* Listado proporcionado
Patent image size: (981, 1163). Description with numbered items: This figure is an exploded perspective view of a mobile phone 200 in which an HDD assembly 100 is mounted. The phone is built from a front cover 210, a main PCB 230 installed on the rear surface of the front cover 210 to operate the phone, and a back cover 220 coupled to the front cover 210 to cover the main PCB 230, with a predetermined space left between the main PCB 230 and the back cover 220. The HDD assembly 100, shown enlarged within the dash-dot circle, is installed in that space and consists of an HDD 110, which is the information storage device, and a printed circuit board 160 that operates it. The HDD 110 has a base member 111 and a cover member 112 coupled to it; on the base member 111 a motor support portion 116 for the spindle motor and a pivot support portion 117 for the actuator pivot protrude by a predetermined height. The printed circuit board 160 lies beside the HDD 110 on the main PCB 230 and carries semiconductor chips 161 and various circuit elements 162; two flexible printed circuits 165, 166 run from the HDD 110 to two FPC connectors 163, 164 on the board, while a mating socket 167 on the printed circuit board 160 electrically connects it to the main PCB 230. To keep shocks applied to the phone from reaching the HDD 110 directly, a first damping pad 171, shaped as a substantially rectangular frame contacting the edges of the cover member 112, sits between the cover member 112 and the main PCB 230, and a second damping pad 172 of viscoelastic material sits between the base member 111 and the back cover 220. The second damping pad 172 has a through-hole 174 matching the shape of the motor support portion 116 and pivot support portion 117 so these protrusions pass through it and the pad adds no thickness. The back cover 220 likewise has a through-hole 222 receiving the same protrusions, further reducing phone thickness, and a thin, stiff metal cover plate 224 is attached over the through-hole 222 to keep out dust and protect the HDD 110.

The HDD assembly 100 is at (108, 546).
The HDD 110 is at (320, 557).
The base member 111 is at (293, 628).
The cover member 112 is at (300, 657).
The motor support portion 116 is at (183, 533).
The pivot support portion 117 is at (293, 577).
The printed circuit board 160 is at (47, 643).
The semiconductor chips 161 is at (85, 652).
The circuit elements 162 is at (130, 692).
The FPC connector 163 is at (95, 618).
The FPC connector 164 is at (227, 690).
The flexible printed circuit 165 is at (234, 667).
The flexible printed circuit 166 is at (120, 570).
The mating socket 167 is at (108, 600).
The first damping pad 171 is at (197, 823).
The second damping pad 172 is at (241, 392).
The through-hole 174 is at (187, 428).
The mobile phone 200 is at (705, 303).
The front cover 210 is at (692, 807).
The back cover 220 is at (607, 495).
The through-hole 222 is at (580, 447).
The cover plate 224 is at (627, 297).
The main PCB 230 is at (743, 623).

==

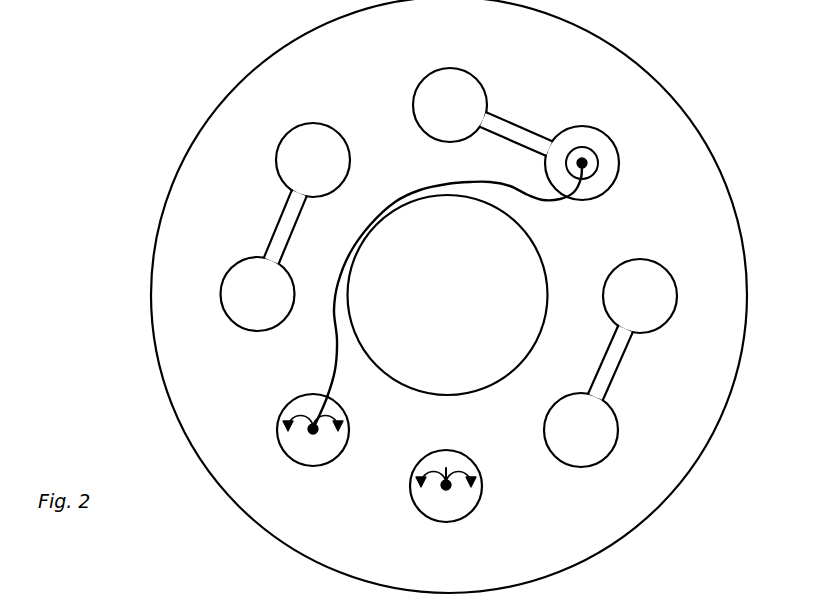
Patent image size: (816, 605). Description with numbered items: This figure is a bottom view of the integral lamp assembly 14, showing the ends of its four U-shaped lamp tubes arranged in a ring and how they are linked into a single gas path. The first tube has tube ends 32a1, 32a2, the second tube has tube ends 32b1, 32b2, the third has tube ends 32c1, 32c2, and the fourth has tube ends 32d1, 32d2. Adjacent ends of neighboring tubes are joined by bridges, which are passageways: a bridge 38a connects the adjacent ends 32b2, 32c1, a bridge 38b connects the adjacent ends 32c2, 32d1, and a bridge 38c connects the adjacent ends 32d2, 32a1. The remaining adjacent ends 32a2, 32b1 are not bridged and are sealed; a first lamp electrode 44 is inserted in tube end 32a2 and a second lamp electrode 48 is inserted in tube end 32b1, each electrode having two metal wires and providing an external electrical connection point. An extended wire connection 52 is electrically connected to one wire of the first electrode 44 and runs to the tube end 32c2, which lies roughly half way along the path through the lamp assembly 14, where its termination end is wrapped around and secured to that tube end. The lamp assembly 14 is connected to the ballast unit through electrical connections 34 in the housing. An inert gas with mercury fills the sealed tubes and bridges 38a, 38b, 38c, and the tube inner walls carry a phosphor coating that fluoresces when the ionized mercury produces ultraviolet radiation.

...

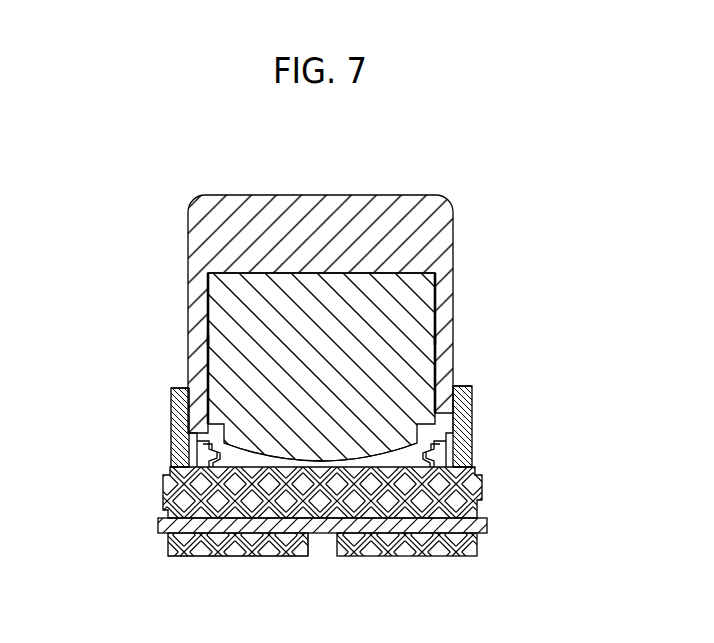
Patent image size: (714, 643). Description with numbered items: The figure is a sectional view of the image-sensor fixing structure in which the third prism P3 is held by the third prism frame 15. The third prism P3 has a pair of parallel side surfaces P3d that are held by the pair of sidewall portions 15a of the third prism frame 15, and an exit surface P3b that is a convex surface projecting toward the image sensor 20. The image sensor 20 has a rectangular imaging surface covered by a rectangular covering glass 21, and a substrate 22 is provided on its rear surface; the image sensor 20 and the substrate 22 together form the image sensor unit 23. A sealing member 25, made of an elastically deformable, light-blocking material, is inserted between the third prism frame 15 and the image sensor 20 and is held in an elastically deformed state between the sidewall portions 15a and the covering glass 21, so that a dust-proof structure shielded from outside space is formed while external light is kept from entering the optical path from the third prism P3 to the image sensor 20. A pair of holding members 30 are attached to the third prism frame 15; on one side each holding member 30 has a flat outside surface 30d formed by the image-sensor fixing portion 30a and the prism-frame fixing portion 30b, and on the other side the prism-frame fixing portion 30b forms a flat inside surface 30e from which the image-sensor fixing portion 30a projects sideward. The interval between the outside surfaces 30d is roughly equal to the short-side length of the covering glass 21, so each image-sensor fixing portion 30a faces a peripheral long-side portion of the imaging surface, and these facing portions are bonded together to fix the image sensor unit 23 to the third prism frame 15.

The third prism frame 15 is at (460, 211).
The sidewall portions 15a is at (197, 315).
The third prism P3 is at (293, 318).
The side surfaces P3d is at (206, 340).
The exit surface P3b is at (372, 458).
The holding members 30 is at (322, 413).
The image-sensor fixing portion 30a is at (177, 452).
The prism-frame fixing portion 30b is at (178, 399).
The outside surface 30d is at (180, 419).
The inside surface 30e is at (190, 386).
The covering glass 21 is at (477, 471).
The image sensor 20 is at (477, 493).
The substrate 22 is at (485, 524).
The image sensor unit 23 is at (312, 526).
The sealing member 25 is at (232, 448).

* Tarea propuesta
Devuelve todas las líneas del listado anterior que contengan la palabra "wire", distinguiendo entre mayúsculas y minúsculas.

* Solución
Patent image size: (816, 605). Description with numbered items: This figure is a bottom view of the integral lamp assembly 14, showing the ends of its four U-shaped lamp tubes arranged in a ring and how they are linked into a single gas path. The first tube has tube ends 32a1, 32a2, the second tube has tube ends 32b1, 32b2, the third has tube ends 32c1, 32c2, and the fourth has tube ends 32d1, 32d2. Adjacent ends of neighboring tubes are joined by bridges, which are passageways: a bridge 38a connects the adjacent ends 32b2, 32c1, a bridge 38b connects the adjacent ends 32c2, 32d1, and a bridge 38c connects the adjacent ends 32d2, 32a1. The remaining adjacent ends 32a2, 32b1 are not bridged and are sealed; a first lamp electrode 44 is inserted in tube end 32a2 and a second lamp electrode 48 is inserted in tube end 32b1, each electrode having two metal wires and providing an external electrical connection point. An extended wire connection 52 is electrically connected to one wire of the first electrode 44 and runs to the tube end 32c2, which lies roughly half way along the path through the lamp assembly 14, where its termination end is wrapped around and secured to that tube end. The lamp assembly 14 is connected to the ballast unit through electrical connections 34 in the housing. An inert gas with mercury fills the sealed tubes and bridges 38a, 38b, 38c, and the tube inner walls carry a phosphor coating that fluoresces when the ionized mercury produces ultraviolet radiation.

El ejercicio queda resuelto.